— start of Material to process —

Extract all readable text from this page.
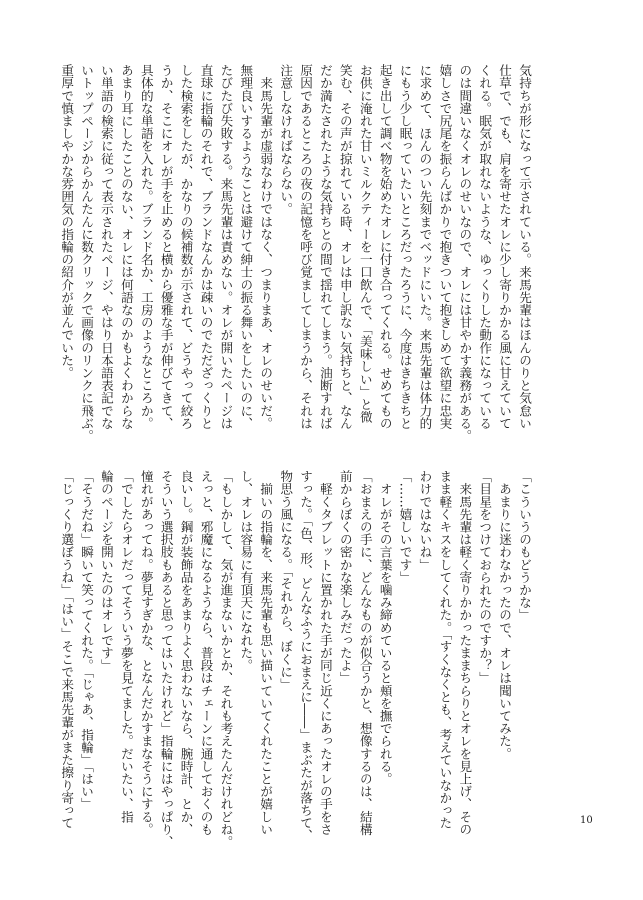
気持ちが形になって示されている。来馬先輩はほんのりと気怠い
仕草で、でも、肩を寄せたオレに少し寄りかかる風に甘えていて
くれる。眠気が取れないような、ゆっくりした動作になっている
のは間違いなくオレのせいなので、オレには甘やかす義務がある。
嬉しさで尻尾を振らんばかりで抱きついて抱きしめて欲望に忠実
に求めて、ほんのつい先刻までベッドにいた。来馬先輩は体力的
にもう少し眠っていたいところだったろうに、今度はきちきちと
起き出して調べ物を始めたオレに付き合ってくれる。せめてもの
お供に淹れた甘いミルクティーを一口飲んで、「美味しい」と微
笑む、その声が掠れている時、オレは申し訳ない気持ちと、なん
だか満たされたような気持ちとの間で揺れてしまう。油断すれば
原因であるところの夜の記憶を呼び覚ましてしまうから、それは
注意しなければならない。
　来馬先輩が虚弱なわけではなく、つまりまあ、オレのせいだ。
無理良いするようなことは避けて紳士の振る舞いをしたいのに、
たびたび失敗する。来馬先輩は責めない。オレが開いたページは
直球に指輪のそれで、ブランドなんかは疎いのでただざっくりと
した検索をしたが、かなりの候補数が示されて、どうやって絞ろ
うか、そこにオレが手を止めると横から優雅な手が伸びてきて、
具体的な単語を入れた。ブランド名か、工房のようなところか。
あまり耳にしたことのない、オレには何語なのかもよくわからな
い単語の検索に従って表示されたページ、やはり日本語表記でな
いトップページからかんたんに数クリックで画像のリンクに飛ぶ。
重厚で慎ましやかな雰囲気の指輪の紹介が並んでいた。
「こういうのもどうかな」
　あまりに迷わなかったので、オレは聞いてみた。
「目星をつけておられたのですか？」
　来馬先輩は軽く寄りかかったままちらりとオレを見上げ、その
まま軽くキスをしてくれた。「すくなくとも、考えていなかった
わけではないね」
「……嬉しいです」
　オレがその言葉を噛み締めていると頬を撫でられる。
「おまえの手に、どんなものが似合うかと、想像するのは、結構
前からぼくの密かな楽しみだったよ」
　軽くタブレットに置かれた手が同じ近くにあったオレの手をさ
すった。「色、形、どんなふうにおまえに――」まぶたが落ちて、
物思う風になる。「それから、ぼくに」
　揃いの指輪を、来馬先輩も思い描いていてくれたことが嬉しい
し、オレは容易に有頂天になれた。
「もしかして、気が進まないかとか、それも考えたんだけれどね。
えっと、邪魔になるようなら、普段はチェーンに通しておくのも
良いし。鋼が装飾品をあまりよく思わないなら、腕時計、とか、
そういう選択肢もあると思ってはいたけれど」指輪にはやっぱり、
憧れがあってね。夢見すぎかな、となんだかすまなそうにする。
「でしたらオレだってそういう夢を見てました。だいたい、指
輪のページを開いたのはオレです」
「そうだね」瞬いて笑ってくれた。「じゃあ、指輪」「はい」
「じっくり選ぼうね」「はい」そこで来馬先輩がまた擦り寄って	10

— end of Material to process —

■ **Problem statement**
Make an exact copy of every record, pictures excluded.

■ **Task answer**
Extract all readable text from this page.
気持ちが形になって示されている。来馬先輩はほんのりと気怠い
仕草で、でも、肩を寄せたオレに少し寄りかかる風に甘えていて
くれる。眠気が取れないような、ゆっくりした動作になっている
のは間違いなくオレのせいなので、オレには甘やかす義務がある。
嬉しさで尻尾を振らんばかりで抱きついて抱きしめて欲望に忠実
に求めて、ほんのつい先刻までベッドにいた。来馬先輩は体力的
にもう少し眠っていたいところだったろうに、今度はきちきちと
起き出して調べ物を始めたオレに付き合ってくれる。せめてもの
お供に淹れた甘いミルクティーを一口飲んで、「美味しい」と微
笑む、その声が掠れている時、オレは申し訳ない気持ちと、なん
だか満たされたような気持ちとの間で揺れてしまう。油断すれば
原因であるところの夜の記憶を呼び覚ましてしまうから、それは
注意しなければならない。
　来馬先輩が虚弱なわけではなく、つまりまあ、オレのせいだ。
無理良いするようなことは避けて紳士の振る舞いをしたいのに、
たびたび失敗する。来馬先輩は責めない。オレが開いたページは
直球に指輪のそれで、ブランドなんかは疎いのでただざっくりと
した検索をしたが、かなりの候補数が示されて、どうやって絞ろ
うか、そこにオレが手を止めると横から優雅な手が伸びてきて、
具体的な単語を入れた。ブランド名か、工房のようなところか。
あまり耳にしたことのない、オレには何語なのかもよくわからな
い単語の検索に従って表示されたページ、やはり日本語表記でな
いトップページからかんたんに数クリックで画像のリンクに飛ぶ。
重厚で慎ましやかな雰囲気の指輪の紹介が並んでいた。
「こういうのもどうかな」
　あまりに迷わなかったので、オレは聞いてみた。
「目星をつけておられたのですか？」
　来馬先輩は軽く寄りかかったままちらりとオレを見上げ、その
まま軽くキスをしてくれた。「すくなくとも、考えていなかった
わけではないね」
「……嬉しいです」
　オレがその言葉を噛み締めていると頬を撫でられる。
「おまえの手に、どんなものが似合うかと、想像するのは、結構
前からぼくの密かな楽しみだったよ」
　軽くタブレットに置かれた手が同じ近くにあったオレの手をさ
すった。「色、形、どんなふうにおまえに――」まぶたが落ちて、
物思う風になる。「それから、ぼくに」
　揃いの指輪を、来馬先輩も思い描いていてくれたことが嬉しい
し、オレは容易に有頂天になれた。
「もしかして、気が進まないかとか、それも考えたんだけれどね。
えっと、邪魔になるようなら、普段はチェーンに通しておくのも
良いし。鋼が装飾品をあまりよく思わないなら、腕時計、とか、
そういう選択肢もあると思ってはいたけれど」指輪にはやっぱり、
憧れがあってね。夢見すぎかな、となんだかすまなそうにする。
「でしたらオレだってそういう夢を見てました。だいたい、指
輪のページを開いたのはオレです」
「そうだね」瞬いて笑ってくれた。「じゃあ、指輪」「はい」
「じっくり選ぼうね」「はい」そこで来馬先輩がまた擦り寄って	10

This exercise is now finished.